■最初の妻と結婚したときに日本国籍を取得

 朝鮮半島出身の両親の下、戦前の大阪で生まれた山根氏は、6歳の頃に母親の故郷である釜山に帰った。その後、10歳の頃に日本への密入国を試みたものの、2度失敗し、強制送還された経験もある。3度目の挑戦で無事に入国を果たすも、日本国籍を取得したのは最初の妻と結婚した27歳のとき。つまり、その間の十数年間は、無国籍状態だったのだ。

「すでにお亡くなりになられていますが、山口組柳川組の初代組長・柳川次郎さんにお世話になったこともありましたよ。ケンカの仲裁に入ってもらってね。それから個人的に助けてもらっていたことは事実です。私が指導者として関わっていたときに、アマチュアボクシングの日韓戦で資金援助をしてもらったこともあります。ただ、柳川さんからも“アマチュアボクシングで生きていけよ!”と言われてましたから、反社会組織の世界に足を突っ込むようなことは、一切していません」

■力道山が見守る中でリングに

 今回の騒動に関する報道の中で、山根氏個人については、反社会組織関係者との交際のほか、“ボクシング未経験では”という点もまた、たびたび指摘されてきた。

提示資料:

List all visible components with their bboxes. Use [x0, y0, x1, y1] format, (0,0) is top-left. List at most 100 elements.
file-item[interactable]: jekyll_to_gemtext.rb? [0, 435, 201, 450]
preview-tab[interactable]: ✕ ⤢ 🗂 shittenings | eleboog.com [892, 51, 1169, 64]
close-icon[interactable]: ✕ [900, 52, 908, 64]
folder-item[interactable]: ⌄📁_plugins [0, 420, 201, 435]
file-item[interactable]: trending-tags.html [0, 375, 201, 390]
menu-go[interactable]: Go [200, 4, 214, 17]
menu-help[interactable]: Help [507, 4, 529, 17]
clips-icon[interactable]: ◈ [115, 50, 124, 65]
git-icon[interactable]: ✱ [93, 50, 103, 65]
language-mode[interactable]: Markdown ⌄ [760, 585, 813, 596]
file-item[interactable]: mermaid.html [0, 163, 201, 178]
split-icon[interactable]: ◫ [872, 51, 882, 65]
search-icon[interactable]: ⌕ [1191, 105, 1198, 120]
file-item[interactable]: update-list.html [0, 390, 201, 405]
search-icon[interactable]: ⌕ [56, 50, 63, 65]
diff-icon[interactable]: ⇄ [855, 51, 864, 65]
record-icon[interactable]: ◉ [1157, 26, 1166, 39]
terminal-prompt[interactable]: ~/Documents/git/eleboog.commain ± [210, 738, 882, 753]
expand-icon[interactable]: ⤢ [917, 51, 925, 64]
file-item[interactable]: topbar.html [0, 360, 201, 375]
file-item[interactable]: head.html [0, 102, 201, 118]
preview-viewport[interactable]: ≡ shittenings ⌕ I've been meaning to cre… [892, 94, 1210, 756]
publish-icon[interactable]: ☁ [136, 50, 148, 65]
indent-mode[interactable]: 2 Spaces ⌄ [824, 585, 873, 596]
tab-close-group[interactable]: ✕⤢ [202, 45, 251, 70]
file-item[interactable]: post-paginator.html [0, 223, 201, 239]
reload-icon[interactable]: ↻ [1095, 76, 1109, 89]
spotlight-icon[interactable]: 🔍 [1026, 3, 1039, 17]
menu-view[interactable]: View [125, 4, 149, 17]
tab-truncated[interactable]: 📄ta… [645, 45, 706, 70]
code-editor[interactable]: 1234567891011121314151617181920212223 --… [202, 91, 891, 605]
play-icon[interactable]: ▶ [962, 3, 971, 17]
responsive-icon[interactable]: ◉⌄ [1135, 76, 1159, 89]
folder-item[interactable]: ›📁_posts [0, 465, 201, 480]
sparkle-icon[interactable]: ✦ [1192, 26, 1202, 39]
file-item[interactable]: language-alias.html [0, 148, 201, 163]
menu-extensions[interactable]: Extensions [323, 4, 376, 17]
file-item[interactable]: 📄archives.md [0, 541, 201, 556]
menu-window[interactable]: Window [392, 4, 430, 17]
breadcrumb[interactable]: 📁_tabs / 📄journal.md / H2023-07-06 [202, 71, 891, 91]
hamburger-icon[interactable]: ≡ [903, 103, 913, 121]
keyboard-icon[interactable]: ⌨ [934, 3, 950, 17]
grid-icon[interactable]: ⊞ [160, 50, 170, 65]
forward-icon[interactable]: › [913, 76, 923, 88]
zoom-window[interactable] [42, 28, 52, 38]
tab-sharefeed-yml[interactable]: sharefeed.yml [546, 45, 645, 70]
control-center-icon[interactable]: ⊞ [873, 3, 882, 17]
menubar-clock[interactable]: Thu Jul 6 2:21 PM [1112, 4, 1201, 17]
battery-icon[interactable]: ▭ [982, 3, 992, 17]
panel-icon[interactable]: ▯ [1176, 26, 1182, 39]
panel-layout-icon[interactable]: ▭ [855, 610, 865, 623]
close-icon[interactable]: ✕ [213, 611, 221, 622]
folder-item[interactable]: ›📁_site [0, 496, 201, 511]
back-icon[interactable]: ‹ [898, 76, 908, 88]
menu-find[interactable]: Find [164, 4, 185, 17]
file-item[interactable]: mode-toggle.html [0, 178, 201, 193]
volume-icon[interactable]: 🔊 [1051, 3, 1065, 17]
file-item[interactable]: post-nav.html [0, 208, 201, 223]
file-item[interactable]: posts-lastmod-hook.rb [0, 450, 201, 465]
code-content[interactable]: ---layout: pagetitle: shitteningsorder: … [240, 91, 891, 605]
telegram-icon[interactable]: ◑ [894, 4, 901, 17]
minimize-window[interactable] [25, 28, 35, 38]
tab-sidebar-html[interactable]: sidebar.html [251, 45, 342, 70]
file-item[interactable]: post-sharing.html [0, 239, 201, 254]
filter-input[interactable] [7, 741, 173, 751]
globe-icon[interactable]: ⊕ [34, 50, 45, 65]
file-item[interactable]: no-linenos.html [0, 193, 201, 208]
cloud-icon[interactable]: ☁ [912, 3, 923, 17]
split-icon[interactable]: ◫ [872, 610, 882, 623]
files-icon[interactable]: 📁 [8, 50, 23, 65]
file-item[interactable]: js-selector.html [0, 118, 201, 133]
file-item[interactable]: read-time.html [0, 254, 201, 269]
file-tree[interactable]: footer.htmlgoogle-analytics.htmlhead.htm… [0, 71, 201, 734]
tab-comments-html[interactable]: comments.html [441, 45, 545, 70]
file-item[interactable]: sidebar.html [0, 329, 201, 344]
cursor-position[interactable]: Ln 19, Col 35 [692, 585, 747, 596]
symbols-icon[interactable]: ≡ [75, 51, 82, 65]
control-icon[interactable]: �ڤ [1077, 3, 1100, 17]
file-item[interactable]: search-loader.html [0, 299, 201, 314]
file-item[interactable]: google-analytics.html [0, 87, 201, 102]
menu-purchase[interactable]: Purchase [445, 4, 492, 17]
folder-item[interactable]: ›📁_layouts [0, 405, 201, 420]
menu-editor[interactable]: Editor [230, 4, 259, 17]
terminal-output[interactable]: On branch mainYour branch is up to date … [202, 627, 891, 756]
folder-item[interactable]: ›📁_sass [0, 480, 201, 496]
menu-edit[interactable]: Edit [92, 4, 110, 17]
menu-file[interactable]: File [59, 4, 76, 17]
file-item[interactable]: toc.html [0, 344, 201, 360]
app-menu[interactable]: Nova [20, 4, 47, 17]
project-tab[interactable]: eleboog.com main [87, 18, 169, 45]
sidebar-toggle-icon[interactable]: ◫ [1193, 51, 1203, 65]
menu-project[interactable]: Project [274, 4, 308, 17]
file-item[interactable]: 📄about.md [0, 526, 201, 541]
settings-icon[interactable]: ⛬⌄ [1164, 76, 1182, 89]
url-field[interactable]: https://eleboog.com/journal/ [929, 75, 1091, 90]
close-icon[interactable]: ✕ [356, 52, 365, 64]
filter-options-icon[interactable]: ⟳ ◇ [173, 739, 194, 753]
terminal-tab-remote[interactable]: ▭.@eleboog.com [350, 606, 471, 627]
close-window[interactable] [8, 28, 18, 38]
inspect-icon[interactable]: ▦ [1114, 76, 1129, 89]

==

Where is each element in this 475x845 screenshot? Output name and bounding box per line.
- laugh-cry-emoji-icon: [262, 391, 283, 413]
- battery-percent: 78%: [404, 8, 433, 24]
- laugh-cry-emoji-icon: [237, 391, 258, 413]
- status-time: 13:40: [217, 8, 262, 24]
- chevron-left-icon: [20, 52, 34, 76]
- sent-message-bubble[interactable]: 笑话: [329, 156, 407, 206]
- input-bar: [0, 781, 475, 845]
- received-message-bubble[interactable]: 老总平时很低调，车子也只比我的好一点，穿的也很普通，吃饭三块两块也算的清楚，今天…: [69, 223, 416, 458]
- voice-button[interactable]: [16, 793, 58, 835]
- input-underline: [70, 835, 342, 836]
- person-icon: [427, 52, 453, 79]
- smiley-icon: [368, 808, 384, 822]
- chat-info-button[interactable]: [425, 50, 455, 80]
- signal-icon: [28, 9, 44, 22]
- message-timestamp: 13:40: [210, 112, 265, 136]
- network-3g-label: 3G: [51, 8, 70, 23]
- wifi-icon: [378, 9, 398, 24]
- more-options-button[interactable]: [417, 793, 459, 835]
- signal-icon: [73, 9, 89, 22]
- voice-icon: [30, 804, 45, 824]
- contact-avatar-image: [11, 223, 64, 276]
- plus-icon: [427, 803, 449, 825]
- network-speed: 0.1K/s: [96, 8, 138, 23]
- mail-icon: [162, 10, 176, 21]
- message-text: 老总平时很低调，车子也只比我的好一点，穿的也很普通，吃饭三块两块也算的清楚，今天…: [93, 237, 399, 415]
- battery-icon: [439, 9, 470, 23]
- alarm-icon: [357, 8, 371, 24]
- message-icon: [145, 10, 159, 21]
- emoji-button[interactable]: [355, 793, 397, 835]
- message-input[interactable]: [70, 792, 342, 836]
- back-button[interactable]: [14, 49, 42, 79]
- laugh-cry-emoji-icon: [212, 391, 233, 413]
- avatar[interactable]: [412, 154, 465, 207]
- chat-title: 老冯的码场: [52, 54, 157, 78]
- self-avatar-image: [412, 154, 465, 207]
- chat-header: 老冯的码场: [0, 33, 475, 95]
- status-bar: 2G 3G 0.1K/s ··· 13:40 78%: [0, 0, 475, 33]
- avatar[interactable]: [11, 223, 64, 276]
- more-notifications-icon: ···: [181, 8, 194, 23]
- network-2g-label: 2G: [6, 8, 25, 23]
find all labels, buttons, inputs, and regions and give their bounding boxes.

* * *

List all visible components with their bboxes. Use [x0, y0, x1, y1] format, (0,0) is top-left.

短い課題 1: 抜粋の「朝鮮半島出身の両親の下」で始まる段落を、主な事実を残して箇条書きに改めよ。
短い課題 2: 山根氏の経歴についての文章を、最後の文の後から書き継げ。

最終回答 1:
- 朝鮮半島出身の両親の下、戦前の大阪で生まれた
- 6歳の頃、母親の故郷である釜山に帰った
- 10歳の頃に日本への密入国を試みたが、2度失敗して強制送還された
- 3度目の挑戦で入国を果たした
- 日本国籍を取得したのは最初の妻と結婚した27歳のときで、その間の十数年間は無国籍状態だった

最終回答 2:
「ボクシング経験がないというのは、まったくの嘘です。父親がボクシング経験者で、幼い頃から鍛えられてきましたから。実は、公式戦で戦った記録もあります。1956年に難波の大阪府立体育館で開催された東洋バンタム級タイトルマッチで、レオ・エスピノサと大滝三郎が戦ったんです。その前座で、リングに上がらせてもらっているんですよ。当時は無国籍状態だったので偽名でしたし、日本では16歳からデビューできるので、年齢も一つごまかして出場しました。その試合をリング脇でプロレス界のスーパースター・力道山が観戦していてね。本当はプロレスのほうが好きで、力道山の大ファンだったもんだから、思わずゴングが鳴る前に“大ファンです! 握手してください!”と声をかけちゃいましたよ。さすがに驚かれて“分かったから、試合頑張れ”と声をかけてもらって(笑)。そのときに撮ってもらった写真は、大事に残してあります」

 当時、山根氏の父親が大阪・堺にあるボクシングジムの経営に携わっていたこともあり、そのジムで練習をしていたという。“息子をボクサーにする”という父の夢を叶えようと努力を重ねたが、デビュー戦が事実上の引退試合となった。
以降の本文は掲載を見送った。